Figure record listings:
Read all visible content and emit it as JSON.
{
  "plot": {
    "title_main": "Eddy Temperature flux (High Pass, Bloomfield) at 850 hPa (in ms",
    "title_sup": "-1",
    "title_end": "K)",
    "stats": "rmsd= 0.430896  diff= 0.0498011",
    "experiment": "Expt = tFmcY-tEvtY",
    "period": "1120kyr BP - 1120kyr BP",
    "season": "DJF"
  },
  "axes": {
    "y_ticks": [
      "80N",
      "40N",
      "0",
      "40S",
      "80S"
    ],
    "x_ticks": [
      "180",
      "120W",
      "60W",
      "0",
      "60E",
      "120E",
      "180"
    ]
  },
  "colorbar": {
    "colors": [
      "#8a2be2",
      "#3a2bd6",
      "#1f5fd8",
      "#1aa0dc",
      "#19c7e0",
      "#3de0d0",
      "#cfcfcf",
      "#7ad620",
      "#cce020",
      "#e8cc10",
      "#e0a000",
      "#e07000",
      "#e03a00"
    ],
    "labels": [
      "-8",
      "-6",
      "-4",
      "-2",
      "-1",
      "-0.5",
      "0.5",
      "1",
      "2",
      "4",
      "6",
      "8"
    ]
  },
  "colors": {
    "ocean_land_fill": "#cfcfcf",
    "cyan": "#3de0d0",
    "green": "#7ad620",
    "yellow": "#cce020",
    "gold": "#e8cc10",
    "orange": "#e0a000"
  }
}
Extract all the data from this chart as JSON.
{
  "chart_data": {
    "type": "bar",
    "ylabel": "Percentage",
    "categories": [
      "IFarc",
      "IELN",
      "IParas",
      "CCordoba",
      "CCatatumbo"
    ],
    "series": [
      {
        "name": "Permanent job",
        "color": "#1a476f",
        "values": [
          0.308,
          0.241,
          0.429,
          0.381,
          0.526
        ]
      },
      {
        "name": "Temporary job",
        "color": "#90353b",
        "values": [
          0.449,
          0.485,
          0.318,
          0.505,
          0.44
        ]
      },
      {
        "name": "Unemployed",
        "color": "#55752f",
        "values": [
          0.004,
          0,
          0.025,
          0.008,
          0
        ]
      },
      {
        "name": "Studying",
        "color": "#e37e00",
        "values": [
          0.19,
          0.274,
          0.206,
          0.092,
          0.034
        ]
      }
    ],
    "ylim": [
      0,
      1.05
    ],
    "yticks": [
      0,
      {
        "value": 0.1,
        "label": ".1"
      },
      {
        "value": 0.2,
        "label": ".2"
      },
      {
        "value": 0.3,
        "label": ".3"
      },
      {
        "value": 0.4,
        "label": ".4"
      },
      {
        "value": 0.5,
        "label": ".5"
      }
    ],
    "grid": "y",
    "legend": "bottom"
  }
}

WHAT IS REQUIRED →
Return all of the data word for word.

TASK SOLUTION →
Read all visible content and emit it as JSON.
{
  "plot": {
    "title_main": "Eddy Temperature flux (High Pass, Bloomfield) at 850 hPa (in ms",
    "title_sup": "-1",
    "title_end": "K)",
    "stats": "rmsd= 0.430896  diff= 0.0498011",
    "experiment": "Expt = tFmcY-tEvtY",
    "period": "1120kyr BP - 1120kyr BP",
    "season": "DJF"
  },
  "axes": {
    "y_ticks": [
      "80N",
      "40N",
      "0",
      "40S",
      "80S"
    ],
    "x_ticks": [
      "180",
      "120W",
      "60W",
      "0",
      "60E",
      "120E",
      "180"
    ]
  },
  "colorbar": {
    "colors": [
      "#8a2be2",
      "#3a2bd6",
      "#1f5fd8",
      "#1aa0dc",
      "#19c7e0",
      "#3de0d0",
      "#cfcfcf",
      "#7ad620",
      "#cce020",
      "#e8cc10",
      "#e0a000",
      "#e07000",
      "#e03a00"
    ],
    "labels": [
      "-8",
      "-6",
      "-4",
      "-2",
      "-1",
      "-0.5",
      "0.5",
      "1",
      "2",
      "4",
      "6",
      "8"
    ]
  },
  "colors": {
    "ocean_land_fill": "#cfcfcf",
    "cyan": "#3de0d0",
    "green": "#7ad620",
    "yellow": "#cce020",
    "gold": "#e8cc10",
    "orange": "#e0a000"
  }
}
Extract all the data from this chart as JSON.
{
  "chart_data": {
    "type": "bar",
    "ylabel": "Percentage",
    "categories": [
      "IFarc",
      "IELN",
      "IParas",
      "CCordoba",
      "CCatatumbo"
    ],
    "series": [
      {
        "name": "Permanent job",
        "color": "#1a476f",
        "values": [
          0.308,
          0.241,
          0.429,
          0.381,
          0.526
        ]
      },
      {
        "name": "Temporary job",
        "color": "#90353b",
        "values": [
          0.449,
          0.485,
          0.318,
          0.505,
          0.44
        ]
      },
      {
        "name": "Unemployed",
        "color": "#55752f",
        "values": [
          0.004,
          0,
          0.025,
          0.008,
          0
        ]
      },
      {
        "name": "Studying",
        "color": "#e37e00",
        "values": [
          0.19,
          0.274,
          0.206,
          0.092,
          0.034
        ]
      }
    ],
    "ylim": [
      0,
      1.05
    ],
    "yticks": [
      0,
      {
        "value": 0.1,
        "label": ".1"
      },
      {
        "value": 0.2,
        "label": ".2"
      },
      {
        "value": 0.3,
        "label": ".3"
      },
      {
        "value": 0.4,
        "label": ".4"
      },
      {
        "value": 0.5,
        "label": ".5"
      }
    ],
    "grid": "y",
    "legend": "bottom"
  }
}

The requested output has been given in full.